* Work instructions *
Locate the string "value" throughout the material and copy every line in which it occurs.

* Data extract *
— Start —

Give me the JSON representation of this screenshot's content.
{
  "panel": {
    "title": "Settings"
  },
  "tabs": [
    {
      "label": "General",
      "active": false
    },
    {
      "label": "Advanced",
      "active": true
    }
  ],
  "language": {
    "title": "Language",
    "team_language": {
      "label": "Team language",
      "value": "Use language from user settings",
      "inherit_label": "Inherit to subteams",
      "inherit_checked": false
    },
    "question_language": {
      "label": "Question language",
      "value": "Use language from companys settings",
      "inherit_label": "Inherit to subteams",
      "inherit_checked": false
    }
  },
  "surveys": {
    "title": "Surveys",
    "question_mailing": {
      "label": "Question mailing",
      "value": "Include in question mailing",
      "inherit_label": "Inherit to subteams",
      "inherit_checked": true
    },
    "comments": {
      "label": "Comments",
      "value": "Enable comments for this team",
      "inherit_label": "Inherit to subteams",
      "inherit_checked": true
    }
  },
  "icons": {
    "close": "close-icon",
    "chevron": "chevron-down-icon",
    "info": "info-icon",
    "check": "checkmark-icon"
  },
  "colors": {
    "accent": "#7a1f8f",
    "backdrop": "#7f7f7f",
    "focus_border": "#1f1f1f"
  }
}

— End —

* Correct response *
      "value": "Use language from user settings",
      "value": "Use language from companys settings",
      "value": "Include in question mailing",
      "value": "Enable comments for this team",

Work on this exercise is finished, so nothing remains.